:: LISTED ENTRIES

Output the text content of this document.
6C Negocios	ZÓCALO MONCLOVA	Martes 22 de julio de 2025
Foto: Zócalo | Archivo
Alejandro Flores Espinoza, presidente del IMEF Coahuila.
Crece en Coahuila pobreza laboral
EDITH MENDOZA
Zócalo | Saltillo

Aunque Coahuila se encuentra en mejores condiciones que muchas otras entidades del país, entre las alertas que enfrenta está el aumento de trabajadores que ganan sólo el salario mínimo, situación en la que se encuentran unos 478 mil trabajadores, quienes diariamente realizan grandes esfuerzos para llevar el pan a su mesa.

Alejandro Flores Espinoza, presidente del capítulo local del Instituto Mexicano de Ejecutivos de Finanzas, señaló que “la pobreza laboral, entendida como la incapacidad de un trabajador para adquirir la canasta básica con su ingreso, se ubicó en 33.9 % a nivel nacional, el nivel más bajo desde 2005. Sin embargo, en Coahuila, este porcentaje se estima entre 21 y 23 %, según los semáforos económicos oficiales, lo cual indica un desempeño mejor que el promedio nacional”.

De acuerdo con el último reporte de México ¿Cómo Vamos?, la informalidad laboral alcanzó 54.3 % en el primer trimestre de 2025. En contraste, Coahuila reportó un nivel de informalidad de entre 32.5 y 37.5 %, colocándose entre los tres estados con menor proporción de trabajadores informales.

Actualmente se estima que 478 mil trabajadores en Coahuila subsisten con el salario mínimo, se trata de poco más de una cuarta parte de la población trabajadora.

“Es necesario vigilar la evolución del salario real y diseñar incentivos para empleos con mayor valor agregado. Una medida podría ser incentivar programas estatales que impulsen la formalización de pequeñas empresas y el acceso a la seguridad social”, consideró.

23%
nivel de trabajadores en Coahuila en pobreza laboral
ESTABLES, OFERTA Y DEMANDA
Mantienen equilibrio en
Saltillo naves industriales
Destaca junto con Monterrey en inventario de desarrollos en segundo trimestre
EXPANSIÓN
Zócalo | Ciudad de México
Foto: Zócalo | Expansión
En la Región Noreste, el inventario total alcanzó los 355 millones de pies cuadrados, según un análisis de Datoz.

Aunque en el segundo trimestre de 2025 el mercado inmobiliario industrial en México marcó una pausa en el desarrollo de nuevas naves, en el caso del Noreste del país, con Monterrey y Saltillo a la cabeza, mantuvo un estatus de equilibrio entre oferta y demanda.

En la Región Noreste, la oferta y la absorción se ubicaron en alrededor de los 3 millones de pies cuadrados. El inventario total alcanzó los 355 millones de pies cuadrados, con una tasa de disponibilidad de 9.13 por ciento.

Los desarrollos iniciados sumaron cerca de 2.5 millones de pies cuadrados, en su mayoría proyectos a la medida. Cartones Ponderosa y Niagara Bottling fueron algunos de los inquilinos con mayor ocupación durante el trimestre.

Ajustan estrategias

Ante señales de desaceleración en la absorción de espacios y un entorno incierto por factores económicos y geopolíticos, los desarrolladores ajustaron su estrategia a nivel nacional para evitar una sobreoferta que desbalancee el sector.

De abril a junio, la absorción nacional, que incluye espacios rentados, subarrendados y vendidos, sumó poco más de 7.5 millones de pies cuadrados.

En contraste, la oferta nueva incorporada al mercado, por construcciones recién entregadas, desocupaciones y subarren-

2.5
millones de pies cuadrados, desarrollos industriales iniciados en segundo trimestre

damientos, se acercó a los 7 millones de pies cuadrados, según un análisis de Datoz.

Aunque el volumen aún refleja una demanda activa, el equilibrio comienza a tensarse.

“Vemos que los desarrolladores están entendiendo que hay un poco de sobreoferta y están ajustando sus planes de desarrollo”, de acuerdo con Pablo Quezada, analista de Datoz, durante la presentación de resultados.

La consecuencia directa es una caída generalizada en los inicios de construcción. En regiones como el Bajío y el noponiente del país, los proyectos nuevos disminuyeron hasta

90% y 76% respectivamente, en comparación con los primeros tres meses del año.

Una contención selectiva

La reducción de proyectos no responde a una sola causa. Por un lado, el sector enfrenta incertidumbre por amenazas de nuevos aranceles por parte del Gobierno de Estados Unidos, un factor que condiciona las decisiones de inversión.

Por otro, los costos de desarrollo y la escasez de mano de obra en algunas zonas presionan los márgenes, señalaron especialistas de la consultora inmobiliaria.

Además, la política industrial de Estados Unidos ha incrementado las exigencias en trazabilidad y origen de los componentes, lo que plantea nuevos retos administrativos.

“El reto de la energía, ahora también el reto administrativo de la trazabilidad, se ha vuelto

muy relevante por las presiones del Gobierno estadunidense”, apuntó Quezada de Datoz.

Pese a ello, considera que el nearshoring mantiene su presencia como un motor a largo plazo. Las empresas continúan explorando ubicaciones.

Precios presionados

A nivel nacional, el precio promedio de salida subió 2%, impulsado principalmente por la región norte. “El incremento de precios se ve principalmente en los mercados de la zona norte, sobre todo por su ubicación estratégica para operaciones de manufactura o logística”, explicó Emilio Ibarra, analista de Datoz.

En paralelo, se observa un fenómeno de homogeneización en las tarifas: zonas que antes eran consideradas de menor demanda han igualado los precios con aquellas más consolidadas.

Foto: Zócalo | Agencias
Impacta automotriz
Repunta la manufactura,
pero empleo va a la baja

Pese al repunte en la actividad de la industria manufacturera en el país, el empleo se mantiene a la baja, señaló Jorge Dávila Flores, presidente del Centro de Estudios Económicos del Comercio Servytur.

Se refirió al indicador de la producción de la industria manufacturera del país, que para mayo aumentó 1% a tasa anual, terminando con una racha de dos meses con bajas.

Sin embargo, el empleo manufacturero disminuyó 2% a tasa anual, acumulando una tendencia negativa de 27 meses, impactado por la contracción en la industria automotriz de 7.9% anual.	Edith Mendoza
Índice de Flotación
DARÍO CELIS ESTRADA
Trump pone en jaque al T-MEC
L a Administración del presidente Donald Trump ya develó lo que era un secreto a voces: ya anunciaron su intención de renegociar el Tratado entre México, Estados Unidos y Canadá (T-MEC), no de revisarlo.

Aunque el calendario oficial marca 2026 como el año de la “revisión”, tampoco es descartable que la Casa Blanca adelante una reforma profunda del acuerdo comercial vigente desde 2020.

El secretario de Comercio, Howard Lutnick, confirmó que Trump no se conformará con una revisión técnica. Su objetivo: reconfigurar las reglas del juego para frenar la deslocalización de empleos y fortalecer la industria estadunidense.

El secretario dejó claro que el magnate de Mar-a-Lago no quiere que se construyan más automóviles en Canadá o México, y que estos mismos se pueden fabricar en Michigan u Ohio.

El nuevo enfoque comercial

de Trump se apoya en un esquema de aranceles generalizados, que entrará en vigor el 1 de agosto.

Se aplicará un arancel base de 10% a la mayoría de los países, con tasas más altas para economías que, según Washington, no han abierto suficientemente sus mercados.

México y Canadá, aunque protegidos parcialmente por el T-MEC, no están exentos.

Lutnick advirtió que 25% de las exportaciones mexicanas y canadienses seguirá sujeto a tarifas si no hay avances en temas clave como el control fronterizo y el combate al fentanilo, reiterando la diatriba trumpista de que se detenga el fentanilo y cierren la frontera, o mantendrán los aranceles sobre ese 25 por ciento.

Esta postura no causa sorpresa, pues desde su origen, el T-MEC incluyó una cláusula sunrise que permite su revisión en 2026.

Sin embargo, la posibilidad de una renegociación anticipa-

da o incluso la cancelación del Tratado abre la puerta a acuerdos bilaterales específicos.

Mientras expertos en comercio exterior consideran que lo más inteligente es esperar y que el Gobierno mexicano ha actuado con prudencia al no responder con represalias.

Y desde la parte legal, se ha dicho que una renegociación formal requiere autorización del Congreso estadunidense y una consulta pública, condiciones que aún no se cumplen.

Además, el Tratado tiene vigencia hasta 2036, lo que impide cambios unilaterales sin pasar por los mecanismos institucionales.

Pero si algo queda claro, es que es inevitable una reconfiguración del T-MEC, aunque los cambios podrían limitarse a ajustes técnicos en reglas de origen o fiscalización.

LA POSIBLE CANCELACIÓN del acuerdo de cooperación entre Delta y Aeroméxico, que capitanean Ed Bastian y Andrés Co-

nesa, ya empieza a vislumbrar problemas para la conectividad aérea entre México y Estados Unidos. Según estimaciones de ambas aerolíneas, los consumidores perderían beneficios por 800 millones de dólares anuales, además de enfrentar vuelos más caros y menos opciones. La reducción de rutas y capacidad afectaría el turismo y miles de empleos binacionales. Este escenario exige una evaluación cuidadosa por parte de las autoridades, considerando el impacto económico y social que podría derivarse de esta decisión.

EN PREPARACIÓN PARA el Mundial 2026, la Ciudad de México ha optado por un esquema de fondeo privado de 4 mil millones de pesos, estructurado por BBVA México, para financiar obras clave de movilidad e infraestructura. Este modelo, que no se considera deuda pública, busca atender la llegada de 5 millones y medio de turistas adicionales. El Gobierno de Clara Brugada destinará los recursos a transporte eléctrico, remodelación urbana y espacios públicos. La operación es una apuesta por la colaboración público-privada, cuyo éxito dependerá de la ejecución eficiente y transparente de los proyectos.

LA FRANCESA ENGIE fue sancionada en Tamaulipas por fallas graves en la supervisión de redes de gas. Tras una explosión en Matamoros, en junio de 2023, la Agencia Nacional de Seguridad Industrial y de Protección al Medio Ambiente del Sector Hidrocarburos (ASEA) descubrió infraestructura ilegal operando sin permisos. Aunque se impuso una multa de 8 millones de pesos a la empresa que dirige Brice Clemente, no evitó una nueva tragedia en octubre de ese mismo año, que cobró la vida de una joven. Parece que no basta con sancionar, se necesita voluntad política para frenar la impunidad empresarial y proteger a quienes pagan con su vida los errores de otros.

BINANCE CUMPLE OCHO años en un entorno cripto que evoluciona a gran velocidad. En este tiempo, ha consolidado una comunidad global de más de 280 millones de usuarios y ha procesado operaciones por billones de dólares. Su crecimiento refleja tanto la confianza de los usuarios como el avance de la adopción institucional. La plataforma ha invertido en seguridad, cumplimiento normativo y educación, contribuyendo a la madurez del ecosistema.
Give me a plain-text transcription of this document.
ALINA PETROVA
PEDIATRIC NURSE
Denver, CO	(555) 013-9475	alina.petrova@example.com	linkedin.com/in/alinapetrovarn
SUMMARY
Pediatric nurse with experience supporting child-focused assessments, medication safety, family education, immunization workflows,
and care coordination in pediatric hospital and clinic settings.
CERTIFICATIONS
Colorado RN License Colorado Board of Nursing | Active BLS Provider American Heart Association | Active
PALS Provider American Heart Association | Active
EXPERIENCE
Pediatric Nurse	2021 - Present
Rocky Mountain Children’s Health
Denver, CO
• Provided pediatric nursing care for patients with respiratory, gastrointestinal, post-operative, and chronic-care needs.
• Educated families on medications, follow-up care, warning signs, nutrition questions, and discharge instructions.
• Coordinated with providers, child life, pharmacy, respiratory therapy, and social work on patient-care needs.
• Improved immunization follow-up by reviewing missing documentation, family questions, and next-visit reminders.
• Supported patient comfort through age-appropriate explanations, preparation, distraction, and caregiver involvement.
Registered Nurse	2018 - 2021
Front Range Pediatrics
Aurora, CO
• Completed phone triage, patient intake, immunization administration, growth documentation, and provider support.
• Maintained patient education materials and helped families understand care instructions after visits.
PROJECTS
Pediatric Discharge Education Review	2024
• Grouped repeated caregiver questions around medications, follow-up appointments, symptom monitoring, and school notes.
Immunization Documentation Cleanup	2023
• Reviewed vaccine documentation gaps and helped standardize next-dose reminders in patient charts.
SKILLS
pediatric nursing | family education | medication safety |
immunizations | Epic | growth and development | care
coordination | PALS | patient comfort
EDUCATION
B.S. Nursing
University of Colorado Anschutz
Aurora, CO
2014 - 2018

::::

Your answer should be all lines from the data that contain "reglas".

__SOLUTION BELOW__:
El secretario de Comercio, Howard Lutnick, confirmó que Trump no se conformará con una revisión técnica. Su objetivo: reconfigurar las reglas del juego para frenar la deslocalización de empleos y fortalecer la industria estadunidense.
Pero si algo queda claro, es que es inevitable una reconfiguración del T-MEC, aunque los cambios podrían limitarse a ajustes técnicos en reglas de origen o fiscalización.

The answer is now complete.